**Your instructions:**
Each entry should be quoted word for word, including every mark of punctuation.

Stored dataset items
===
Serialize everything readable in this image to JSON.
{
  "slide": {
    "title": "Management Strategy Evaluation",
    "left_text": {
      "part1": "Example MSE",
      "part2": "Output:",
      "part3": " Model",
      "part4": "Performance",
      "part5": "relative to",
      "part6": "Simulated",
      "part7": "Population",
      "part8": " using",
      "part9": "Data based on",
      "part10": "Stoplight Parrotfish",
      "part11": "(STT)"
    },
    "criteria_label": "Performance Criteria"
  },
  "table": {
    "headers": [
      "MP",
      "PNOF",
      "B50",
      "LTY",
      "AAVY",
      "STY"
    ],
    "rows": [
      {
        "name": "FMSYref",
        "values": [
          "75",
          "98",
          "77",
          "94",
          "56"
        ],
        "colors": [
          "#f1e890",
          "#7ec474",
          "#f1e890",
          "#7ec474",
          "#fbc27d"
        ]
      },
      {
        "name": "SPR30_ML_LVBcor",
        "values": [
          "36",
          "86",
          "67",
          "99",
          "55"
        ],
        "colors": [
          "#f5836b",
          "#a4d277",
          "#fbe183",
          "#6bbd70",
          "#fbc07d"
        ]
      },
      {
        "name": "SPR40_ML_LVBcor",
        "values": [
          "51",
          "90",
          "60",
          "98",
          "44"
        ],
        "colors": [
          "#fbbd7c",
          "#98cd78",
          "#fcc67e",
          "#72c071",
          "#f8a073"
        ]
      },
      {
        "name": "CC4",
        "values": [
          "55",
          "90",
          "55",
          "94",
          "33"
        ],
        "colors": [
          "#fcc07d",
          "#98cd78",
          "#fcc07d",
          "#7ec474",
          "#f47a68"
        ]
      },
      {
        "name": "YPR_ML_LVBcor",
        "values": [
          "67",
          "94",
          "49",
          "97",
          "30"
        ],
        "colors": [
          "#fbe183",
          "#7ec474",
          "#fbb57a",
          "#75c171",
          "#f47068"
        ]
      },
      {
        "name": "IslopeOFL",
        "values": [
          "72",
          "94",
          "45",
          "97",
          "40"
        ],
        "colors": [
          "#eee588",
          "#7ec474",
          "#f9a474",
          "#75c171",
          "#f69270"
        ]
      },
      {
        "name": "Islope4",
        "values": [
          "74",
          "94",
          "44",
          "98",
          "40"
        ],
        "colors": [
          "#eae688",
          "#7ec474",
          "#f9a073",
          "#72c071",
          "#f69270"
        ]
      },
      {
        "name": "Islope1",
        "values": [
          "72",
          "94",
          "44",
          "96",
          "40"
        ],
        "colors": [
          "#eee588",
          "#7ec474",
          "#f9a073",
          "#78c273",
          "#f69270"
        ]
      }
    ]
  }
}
===
**Exercise output:**
Serialize everything readable in this image to JSON.
{
  "slide": {
    "title": "Management Strategy Evaluation",
    "left_text": {
      "part1": "Example MSE",
      "part2": "Output:",
      "part3": " Model",
      "part4": "Performance",
      "part5": "relative to",
      "part6": "Simulated",
      "part7": "Population",
      "part8": " using",
      "part9": "Data based on",
      "part10": "Stoplight Parrotfish",
      "part11": "(STT)"
    },
    "criteria_label": "Performance Criteria"
  },
  "table": {
    "headers": [
      "MP",
      "PNOF",
      "B50",
      "LTY",
      "AAVY",
      "STY"
    ],
    "rows": [
      {
        "name": "FMSYref",
        "values": [
          "75",
          "98",
          "77",
          "94",
          "56"
        ],
        "colors": [
          "#f1e890",
          "#7ec474",
          "#f1e890",
          "#7ec474",
          "#fbc27d"
        ]
      },
      {
        "name": "SPR30_ML_LVBcor",
        "values": [
          "36",
          "86",
          "67",
          "99",
          "55"
        ],
        "colors": [
          "#f5836b",
          "#a4d277",
          "#fbe183",
          "#6bbd70",
          "#fbc07d"
        ]
      },
      {
        "name": "SPR40_ML_LVBcor",
        "values": [
          "51",
          "90",
          "60",
          "98",
          "44"
        ],
        "colors": [
          "#fbbd7c",
          "#98cd78",
          "#fcc67e",
          "#72c071",
          "#f8a073"
        ]
      },
      {
        "name": "CC4",
        "values": [
          "55",
          "90",
          "55",
          "94",
          "33"
        ],
        "colors": [
          "#fcc07d",
          "#98cd78",
          "#fcc07d",
          "#7ec474",
          "#f47a68"
        ]
      },
      {
        "name": "YPR_ML_LVBcor",
        "values": [
          "67",
          "94",
          "49",
          "97",
          "30"
        ],
        "colors": [
          "#fbe183",
          "#7ec474",
          "#fbb57a",
          "#75c171",
          "#f47068"
        ]
      },
      {
        "name": "IslopeOFL",
        "values": [
          "72",
          "94",
          "45",
          "97",
          "40"
        ],
        "colors": [
          "#eee588",
          "#7ec474",
          "#f9a474",
          "#75c171",
          "#f69270"
        ]
      },
      {
        "name": "Islope4",
        "values": [
          "74",
          "94",
          "44",
          "98",
          "40"
        ],
        "colors": [
          "#eae688",
          "#7ec474",
          "#f9a073",
          "#72c071",
          "#f69270"
        ]
      },
      {
        "name": "Islope1",
        "values": [
          "72",
          "94",
          "44",
          "96",
          "40"
        ],
        "colors": [
          "#eee588",
          "#7ec474",
          "#f9a073",
          "#78c273",
          "#f69270"
        ]
      }
    ]
  }
}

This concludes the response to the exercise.